— Begin MATERIAL TO PROCESS —

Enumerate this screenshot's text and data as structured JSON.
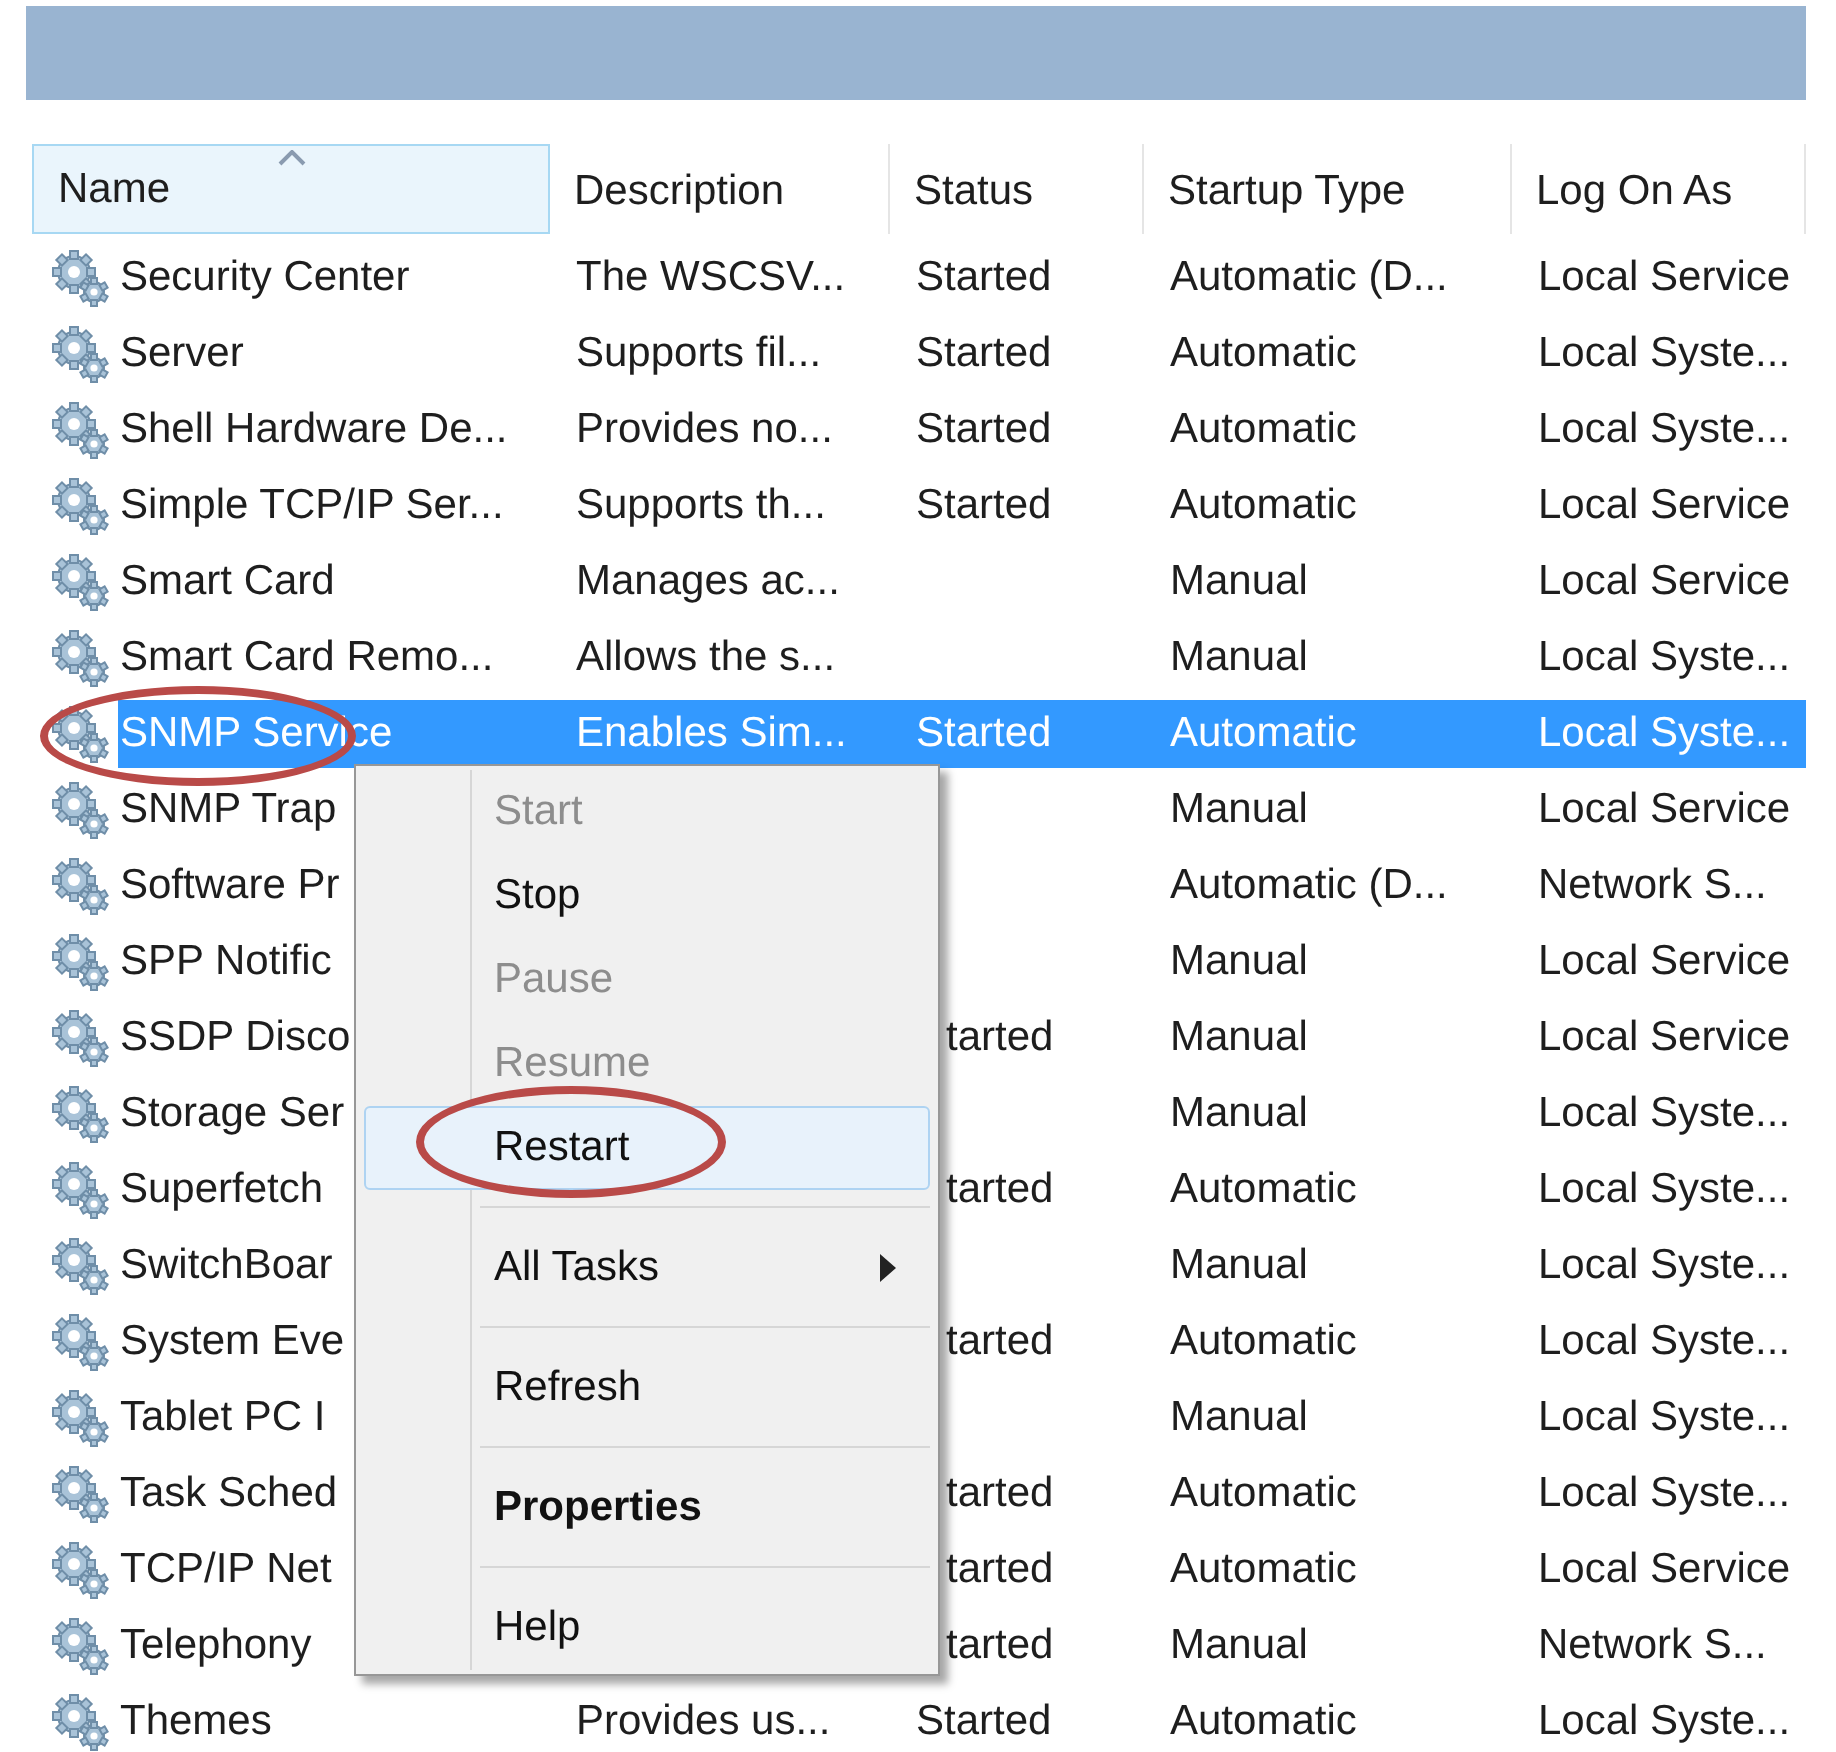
{
  "columns": [
    {
      "label": "Name",
      "sorted": true
    },
    {
      "label": "Description",
      "sorted": false
    },
    {
      "label": "Status",
      "sorted": false
    },
    {
      "label": "Startup Type",
      "sorted": false
    },
    {
      "label": "Log On As",
      "sorted": false
    }
  ],
  "rows": [
    {
      "name": "Security Center",
      "description": "The WSCSV...",
      "status": "Started",
      "startup_type": "Automatic (D...",
      "log_on_as": "Local Service",
      "selected": false
    },
    {
      "name": "Server",
      "description": "Supports fil...",
      "status": "Started",
      "startup_type": "Automatic",
      "log_on_as": "Local Syste...",
      "selected": false
    },
    {
      "name": "Shell Hardware De...",
      "description": "Provides no...",
      "status": "Started",
      "startup_type": "Automatic",
      "log_on_as": "Local Syste...",
      "selected": false
    },
    {
      "name": "Simple TCP/IP Ser...",
      "description": "Supports th...",
      "status": "Started",
      "startup_type": "Automatic",
      "log_on_as": "Local Service",
      "selected": false
    },
    {
      "name": "Smart Card",
      "description": "Manages ac...",
      "startup_type": "Manual",
      "log_on_as": "Local Service",
      "selected": false
    },
    {
      "name": "Smart Card Remo...",
      "description": "Allows the s...",
      "startup_type": "Manual",
      "log_on_as": "Local Syste...",
      "selected": false
    },
    {
      "name": "SNMP Service",
      "description": "Enables Sim...",
      "status": "Started",
      "startup_type": "Automatic",
      "log_on_as": "Local Syste...",
      "selected": true
    },
    {
      "name": "SNMP Trap",
      "startup_type": "Manual",
      "log_on_as": "Local Service",
      "selected": false
    },
    {
      "name": "Software Pr",
      "startup_type": "Automatic (D...",
      "log_on_as": "Network S...",
      "selected": false
    },
    {
      "name": "SPP Notific",
      "startup_type": "Manual",
      "log_on_as": "Local Service",
      "selected": false
    },
    {
      "name": "SSDP Disco",
      "status_fragment": "tarted",
      "startup_type": "Manual",
      "log_on_as": "Local Service",
      "selected": false
    },
    {
      "name": "Storage Ser",
      "startup_type": "Manual",
      "log_on_as": "Local Syste...",
      "selected": false
    },
    {
      "name": "Superfetch",
      "status_fragment": "tarted",
      "startup_type": "Automatic",
      "log_on_as": "Local Syste...",
      "selected": false
    },
    {
      "name": "SwitchBoar",
      "startup_type": "Manual",
      "log_on_as": "Local Syste...",
      "selected": false
    },
    {
      "name": "System Eve",
      "status_fragment": "tarted",
      "startup_type": "Automatic",
      "log_on_as": "Local Syste...",
      "selected": false
    },
    {
      "name": "Tablet PC I",
      "startup_type": "Manual",
      "log_on_as": "Local Syste...",
      "selected": false
    },
    {
      "name": "Task Sched",
      "status_fragment": "tarted",
      "startup_type": "Automatic",
      "log_on_as": "Local Syste...",
      "selected": false
    },
    {
      "name": "TCP/IP Net",
      "status_fragment": "tarted",
      "startup_type": "Automatic",
      "log_on_as": "Local Service",
      "selected": false
    },
    {
      "name": "Telephony",
      "status_fragment": "tarted",
      "startup_type": "Manual",
      "log_on_as": "Network S...",
      "selected": false
    },
    {
      "name": "Themes",
      "description": "Provides us...",
      "status": "Started",
      "startup_type": "Automatic",
      "log_on_as": "Local Syste...",
      "selected": false
    }
  ],
  "context_menu": [
    {
      "kind": "item",
      "label": "Start",
      "disabled": true,
      "selected": false,
      "default": false
    },
    {
      "kind": "item",
      "label": "Stop",
      "disabled": false,
      "selected": false,
      "default": false
    },
    {
      "kind": "item",
      "label": "Pause",
      "disabled": true,
      "selected": false,
      "default": false
    },
    {
      "kind": "item",
      "label": "Resume",
      "disabled": true,
      "selected": false,
      "default": false
    },
    {
      "kind": "item",
      "label": "Restart",
      "disabled": false,
      "selected": true,
      "default": false
    },
    {
      "kind": "separator"
    },
    {
      "kind": "submenu",
      "label": "All Tasks",
      "disabled": false,
      "selected": false,
      "default": false
    },
    {
      "kind": "separator"
    },
    {
      "kind": "item",
      "label": "Refresh",
      "disabled": false,
      "selected": false,
      "default": false
    },
    {
      "kind": "separator"
    },
    {
      "kind": "item",
      "label": "Properties",
      "disabled": false,
      "selected": false,
      "default": true
    },
    {
      "kind": "separator"
    },
    {
      "kind": "item",
      "label": "Help",
      "disabled": false,
      "selected": false,
      "default": false
    }
  ]
}
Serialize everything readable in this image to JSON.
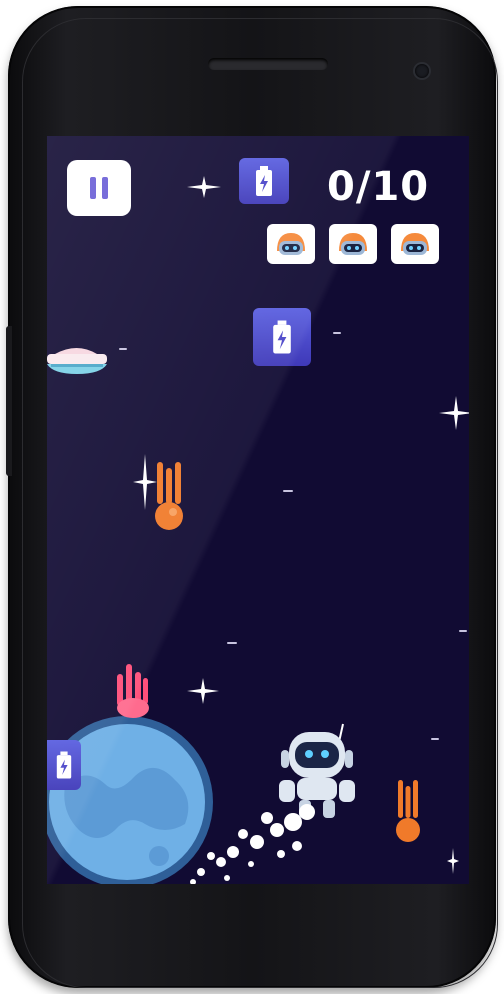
{
  "hud": {
    "score": "0/10",
    "lives_total": 3
  },
  "icons": {
    "pause": "pause-icon",
    "battery": "battery-icon",
    "robot_life": "robot-head-icon",
    "robot": "robot-player-icon",
    "meteor": "meteor-icon",
    "spaceship": "spaceship-icon",
    "planet": "planet-icon",
    "star": "sparkle-star-icon"
  },
  "colors": {
    "background": "#110b33",
    "pause_glyph": "#6b5fd6",
    "battery_tile": "#4b46c9",
    "meteor": "#f07a2a",
    "planet": "#6fb0e6",
    "text": "#ffffff"
  }
}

— End MATERIAL TO PROCESS —

YOUR TASK - Extract only the lines from the line containing "Serialize everything readable" through the final line of the records; keep both ends and drop every picture.

EXERCISE RESPONSE -
Serialize everything readable in this image to JSON.
{
  "hud": {
    "score": "0/10",
    "lives_total": 3
  },
  "icons": {
    "pause": "pause-icon",
    "battery": "battery-icon",
    "robot_life": "robot-head-icon",
    "robot": "robot-player-icon",
    "meteor": "meteor-icon",
    "spaceship": "spaceship-icon",
    "planet": "planet-icon",
    "star": "sparkle-star-icon"
  },
  "colors": {
    "background": "#110b33",
    "pause_glyph": "#6b5fd6",
    "battery_tile": "#4b46c9",
    "meteor": "#f07a2a",
    "planet": "#6fb0e6",
    "text": "#ffffff"
  }
}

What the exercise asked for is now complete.